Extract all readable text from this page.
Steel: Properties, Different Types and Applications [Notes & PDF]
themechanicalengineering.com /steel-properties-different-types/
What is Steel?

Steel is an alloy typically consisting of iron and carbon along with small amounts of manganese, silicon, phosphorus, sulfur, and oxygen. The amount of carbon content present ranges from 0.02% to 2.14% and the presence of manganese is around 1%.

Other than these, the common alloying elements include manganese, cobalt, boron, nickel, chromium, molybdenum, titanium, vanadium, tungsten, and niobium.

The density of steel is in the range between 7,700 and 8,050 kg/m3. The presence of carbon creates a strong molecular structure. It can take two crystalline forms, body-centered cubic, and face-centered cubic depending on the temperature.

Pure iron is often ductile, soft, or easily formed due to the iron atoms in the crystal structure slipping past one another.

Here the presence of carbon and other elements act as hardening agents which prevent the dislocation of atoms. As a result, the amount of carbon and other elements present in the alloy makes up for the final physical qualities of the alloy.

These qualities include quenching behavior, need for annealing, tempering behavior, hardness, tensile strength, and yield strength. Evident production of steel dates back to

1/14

### EXERCISE
Repeat every record exactly as written, please.

### THE COMPLETED TASK
Extract all readable text from this page.
Steel: Properties, Different Types and Applications [Notes & PDF]
themechanicalengineering.com /steel-properties-different-types/
What is Steel?

Steel is an alloy typically consisting of iron and carbon along with small amounts of manganese, silicon, phosphorus, sulfur, and oxygen. The amount of carbon content present ranges from 0.02% to 2.14% and the presence of manganese is around 1%.

Other than these, the common alloying elements include manganese, cobalt, boron, nickel, chromium, molybdenum, titanium, vanadium, tungsten, and niobium.

The density of steel is in the range between 7,700 and 8,050 kg/m3. The presence of carbon creates a strong molecular structure. It can take two crystalline forms, body-centered cubic, and face-centered cubic depending on the temperature.

Pure iron is often ductile, soft, or easily formed due to the iron atoms in the crystal structure slipping past one another.

Here the presence of carbon and other elements act as hardening agents which prevent the dislocation of atoms. As a result, the amount of carbon and other elements present in the alloy makes up for the final physical qualities of the alloy.

These qualities include quenching behavior, need for annealing, tempering behavior, hardness, tensile strength, and yield strength. Evident production of steel dates back to

1/14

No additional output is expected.